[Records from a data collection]
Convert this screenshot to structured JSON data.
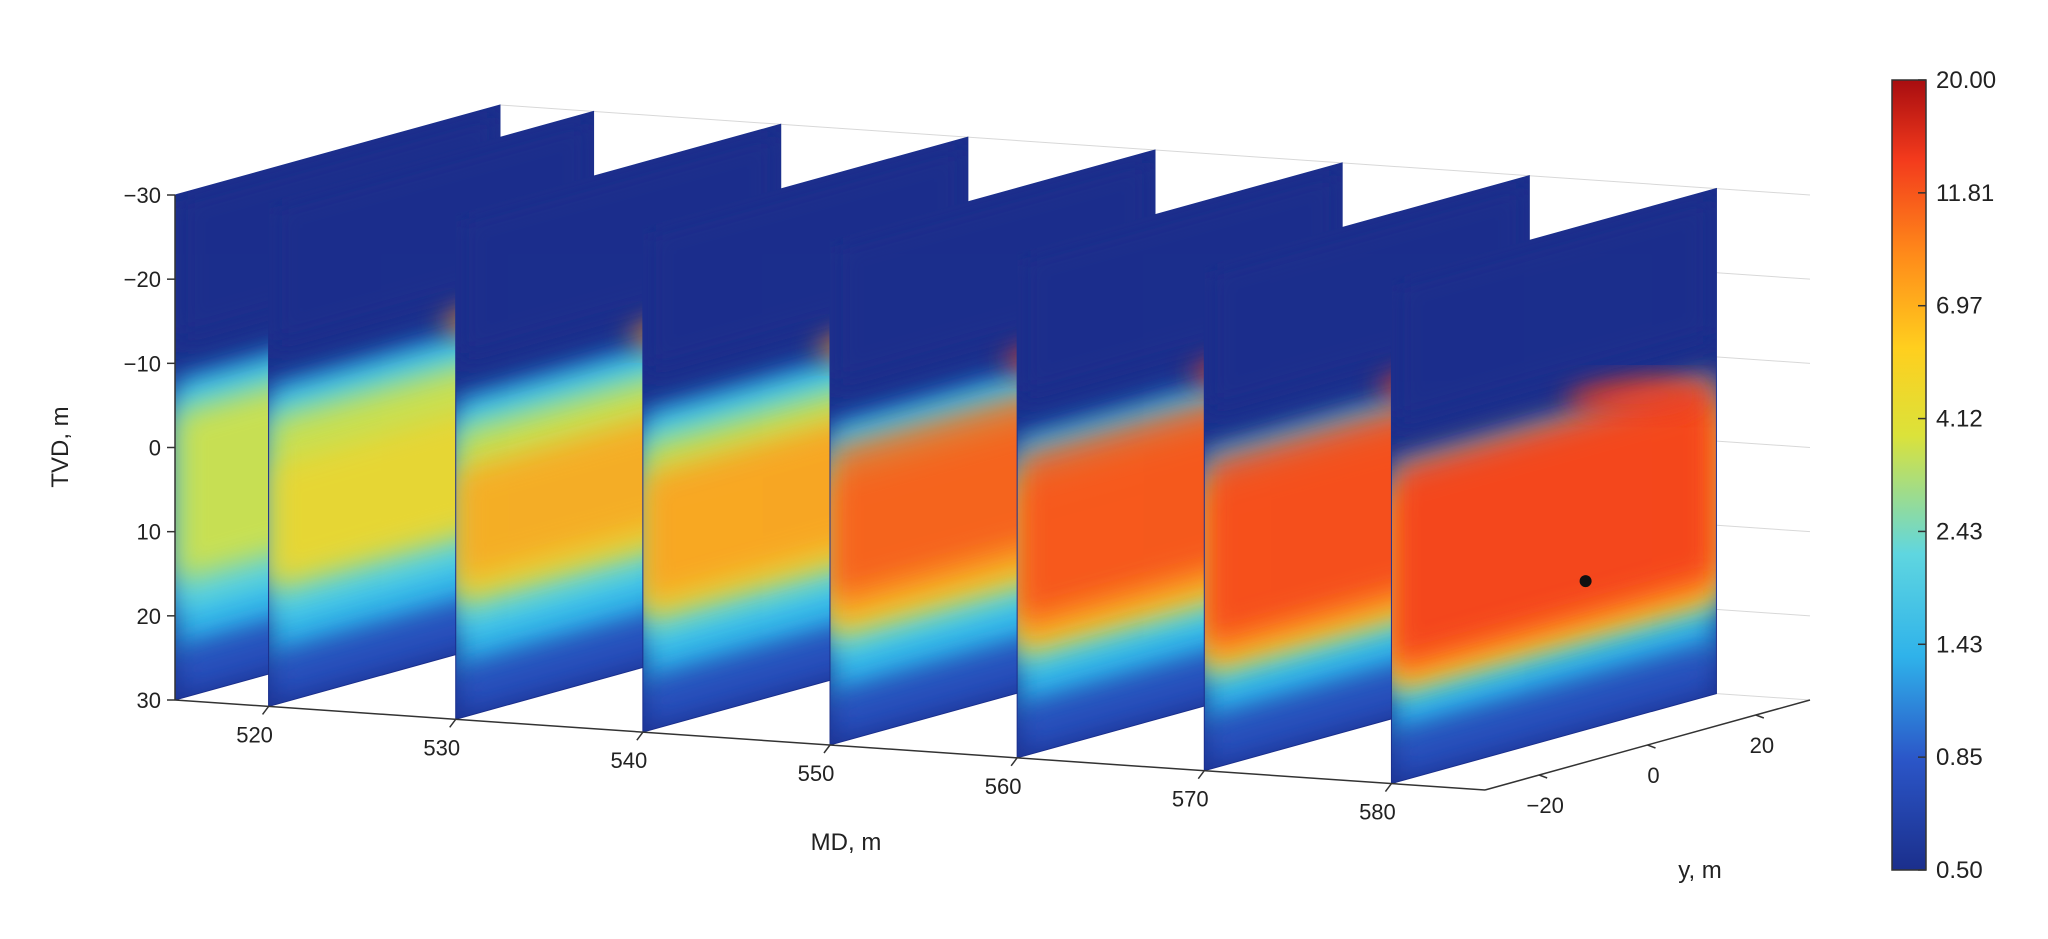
{
  "chart_data": {
    "type": "heatmap",
    "title": "",
    "axes": {
      "vertical": {
        "label": "TVD, m",
        "ticks": [
          "−30",
          "−20",
          "−10",
          "0",
          "10",
          "20",
          "30"
        ],
        "values": [
          -30,
          -20,
          -10,
          0,
          10,
          20,
          30
        ],
        "range": [
          -30,
          30
        ]
      },
      "md": {
        "label": "MD, m",
        "ticks": [
          "520",
          "530",
          "540",
          "550",
          "560",
          "570",
          "580"
        ],
        "values": [
          520,
          530,
          540,
          550,
          560,
          570,
          580
        ],
        "range": [
          515,
          585
        ]
      },
      "y": {
        "label": "y, m",
        "ticks": [
          "−20",
          "0",
          "20"
        ],
        "values": [
          -20,
          0,
          20
        ],
        "range": [
          -30,
          30
        ]
      }
    },
    "slices_md": [
      515,
      520,
      530,
      540,
      550,
      560,
      570,
      580
    ],
    "colorbar": {
      "scale": "log",
      "ticks": [
        "20.00",
        "11.81",
        "6.97",
        "4.12",
        "2.43",
        "1.43",
        "0.85",
        "0.50"
      ],
      "min": 0.5,
      "max": 20
    },
    "colormap": [
      "#1b2f8c",
      "#2b56c8",
      "#2fb2ea",
      "#5fd6e0",
      "#dbe23a",
      "#ffcf1e",
      "#ff8a1a",
      "#f33a1c",
      "#a80d10"
    ],
    "grid": true
  }
}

--- EXERCISE GOAL ---
Reproduce the material above in full and without alteration, but skip all pictures.

--- FINAL RESULT ---
Convert this screenshot to structured JSON data.
{
  "chart_data": {
    "type": "heatmap",
    "title": "",
    "axes": {
      "vertical": {
        "label": "TVD, m",
        "ticks": [
          "−30",
          "−20",
          "−10",
          "0",
          "10",
          "20",
          "30"
        ],
        "values": [
          -30,
          -20,
          -10,
          0,
          10,
          20,
          30
        ],
        "range": [
          -30,
          30
        ]
      },
      "md": {
        "label": "MD, m",
        "ticks": [
          "520",
          "530",
          "540",
          "550",
          "560",
          "570",
          "580"
        ],
        "values": [
          520,
          530,
          540,
          550,
          560,
          570,
          580
        ],
        "range": [
          515,
          585
        ]
      },
      "y": {
        "label": "y, m",
        "ticks": [
          "−20",
          "0",
          "20"
        ],
        "values": [
          -20,
          0,
          20
        ],
        "range": [
          -30,
          30
        ]
      }
    },
    "slices_md": [
      515,
      520,
      530,
      540,
      550,
      560,
      570,
      580
    ],
    "colorbar": {
      "scale": "log",
      "ticks": [
        "20.00",
        "11.81",
        "6.97",
        "4.12",
        "2.43",
        "1.43",
        "0.85",
        "0.50"
      ],
      "min": 0.5,
      "max": 20
    },
    "colormap": [
      "#1b2f8c",
      "#2b56c8",
      "#2fb2ea",
      "#5fd6e0",
      "#dbe23a",
      "#ffcf1e",
      "#ff8a1a",
      "#f33a1c",
      "#a80d10"
    ],
    "grid": true
  }
}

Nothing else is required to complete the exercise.